Exercise task:
Copy all the data exactly, except the pictures.

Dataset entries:
begin

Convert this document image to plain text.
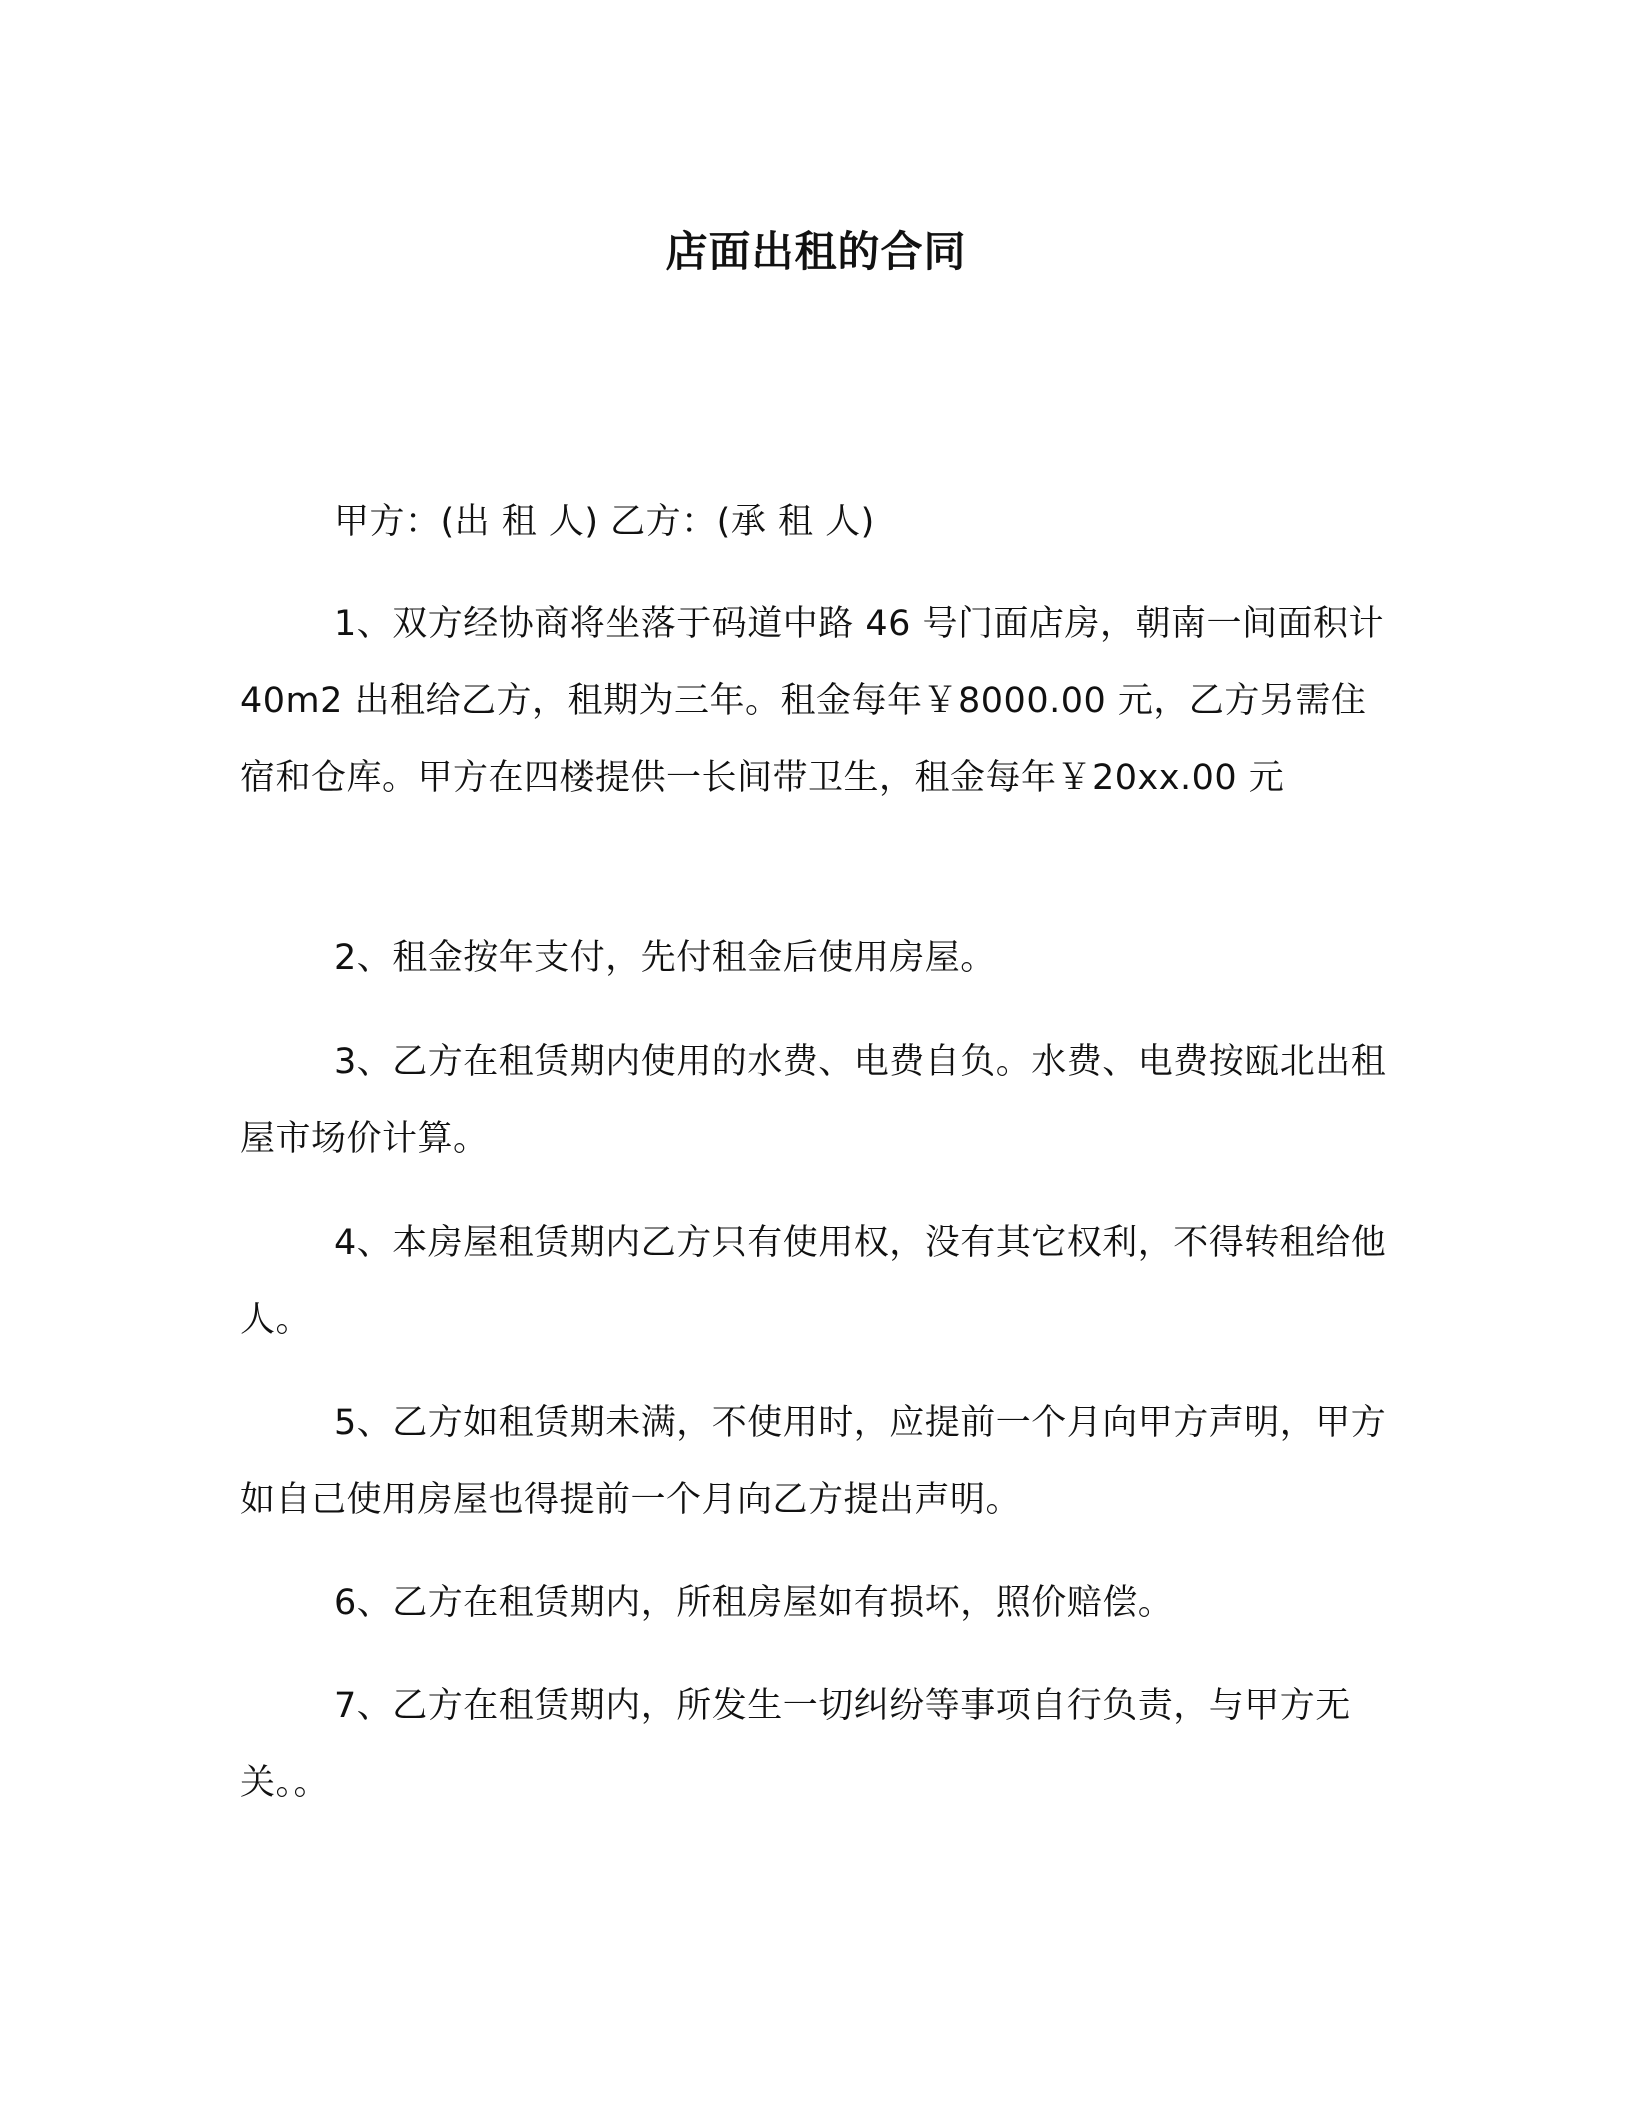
店面出租的合同

甲方：(出 租 人) 乙方：(承 租 人)

1、双方经协商将坐落于码道中路 46 号门面店房，朝南一间面积计 40m2 出租给乙方，租期为三年。租金每年￥8000.00 元，乙方另需住宿和仓库。甲方在四楼提供一长间带卫生，租金每年￥20xx.00 元

2、租金按年支付，先付租金后使用房屋。

3、乙方在租赁期内使用的水费、电费自负。水费、电费按瓯北出租屋市场价计算。

4、本房屋租赁期内乙方只有使用权，没有其它权利，不得转租给他人。

5、乙方如租赁期未满，不使用时，应提前一个月向甲方声明，甲方如自己使用房屋也得提前一个月向乙方提出声明。

6、乙方在租赁期内，所租房屋如有损坏，照价赔偿。

7、乙方在租赁期内，所发生一切纠纷等事项自行负责，与甲方无关。。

end

Complete output:
Convert this document image to plain text.
店面出租的合同

甲方：(出 租 人) 乙方：(承 租 人)

1、双方经协商将坐落于码道中路 46 号门面店房，朝南一间面积计 40m2 出租给乙方，租期为三年。租金每年￥8000.00 元，乙方另需住宿和仓库。甲方在四楼提供一长间带卫生，租金每年￥20xx.00 元

2、租金按年支付，先付租金后使用房屋。

3、乙方在租赁期内使用的水费、电费自负。水费、电费按瓯北出租屋市场价计算。

4、本房屋租赁期内乙方只有使用权，没有其它权利，不得转租给他人。

5、乙方如租赁期未满，不使用时，应提前一个月向甲方声明，甲方如自己使用房屋也得提前一个月向乙方提出声明。

6、乙方在租赁期内，所租房屋如有损坏，照价赔偿。

7、乙方在租赁期内，所发生一切纠纷等事项自行负责，与甲方无关。。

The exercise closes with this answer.